> _Problema breve_
Por favor, copia sin ningún cambio las líneas del material, empezando por la que contiene "821, 578, 840]" y terminando con la última del material, ambas incluidas.

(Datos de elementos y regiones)
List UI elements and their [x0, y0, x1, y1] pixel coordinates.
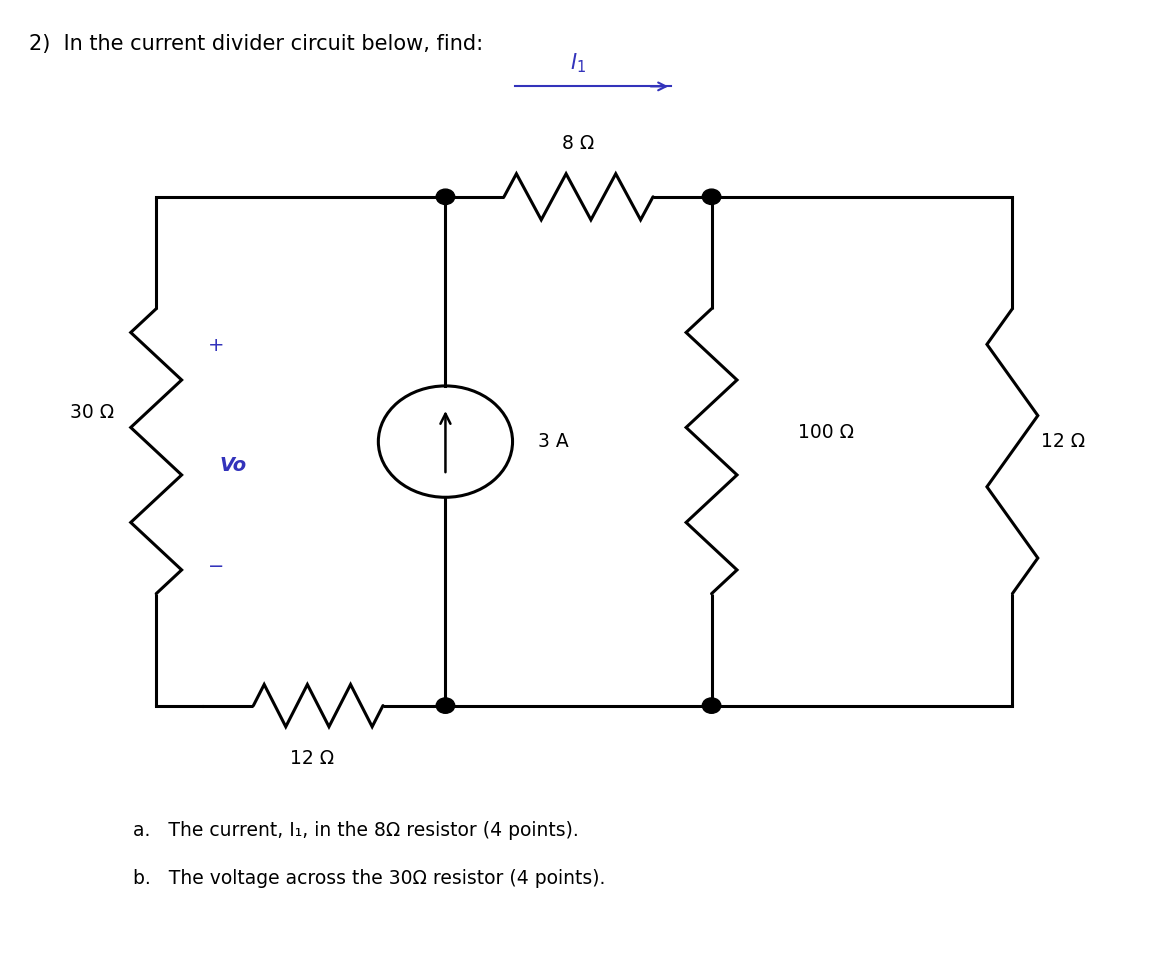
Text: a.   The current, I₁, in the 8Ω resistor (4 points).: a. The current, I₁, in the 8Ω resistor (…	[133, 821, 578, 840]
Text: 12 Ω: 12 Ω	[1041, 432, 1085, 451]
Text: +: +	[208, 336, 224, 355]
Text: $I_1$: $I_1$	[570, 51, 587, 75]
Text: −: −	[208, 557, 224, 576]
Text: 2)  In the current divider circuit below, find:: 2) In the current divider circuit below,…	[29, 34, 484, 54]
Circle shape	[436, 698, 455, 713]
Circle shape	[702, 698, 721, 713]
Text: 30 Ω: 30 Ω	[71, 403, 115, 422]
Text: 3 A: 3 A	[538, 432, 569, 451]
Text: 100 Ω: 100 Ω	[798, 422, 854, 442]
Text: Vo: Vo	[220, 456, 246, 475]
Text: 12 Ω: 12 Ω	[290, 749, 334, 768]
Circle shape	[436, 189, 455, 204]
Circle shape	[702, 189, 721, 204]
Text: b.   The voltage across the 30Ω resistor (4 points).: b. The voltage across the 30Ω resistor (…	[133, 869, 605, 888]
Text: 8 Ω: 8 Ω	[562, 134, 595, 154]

> _Respuesta del ejercicio_
Text: a.   The current, I₁, in the 8Ω resistor (4 points).: a. The current, I₁, in the 8Ω resistor (…	[133, 821, 578, 840]
Text: 12 Ω: 12 Ω	[1041, 432, 1085, 451]
Text: +: +	[208, 336, 224, 355]
Text: $I_1$: $I_1$	[570, 51, 587, 75]
Text: −: −	[208, 557, 224, 576]
Text: 2)  In the current divider circuit below, find:: 2) In the current divider circuit below,…	[29, 34, 484, 54]
Circle shape	[436, 698, 455, 713]
Circle shape	[702, 698, 721, 713]
Text: 30 Ω: 30 Ω	[71, 403, 115, 422]
Text: 3 A: 3 A	[538, 432, 569, 451]
Text: 100 Ω: 100 Ω	[798, 422, 854, 442]
Text: Vo: Vo	[220, 456, 246, 475]
Text: 12 Ω: 12 Ω	[290, 749, 334, 768]
Circle shape	[436, 189, 455, 204]
Circle shape	[702, 189, 721, 204]
Text: b.   The voltage across the 30Ω resistor (4 points).: b. The voltage across the 30Ω resistor (…	[133, 869, 605, 888]
Text: 8 Ω: 8 Ω	[562, 134, 595, 154]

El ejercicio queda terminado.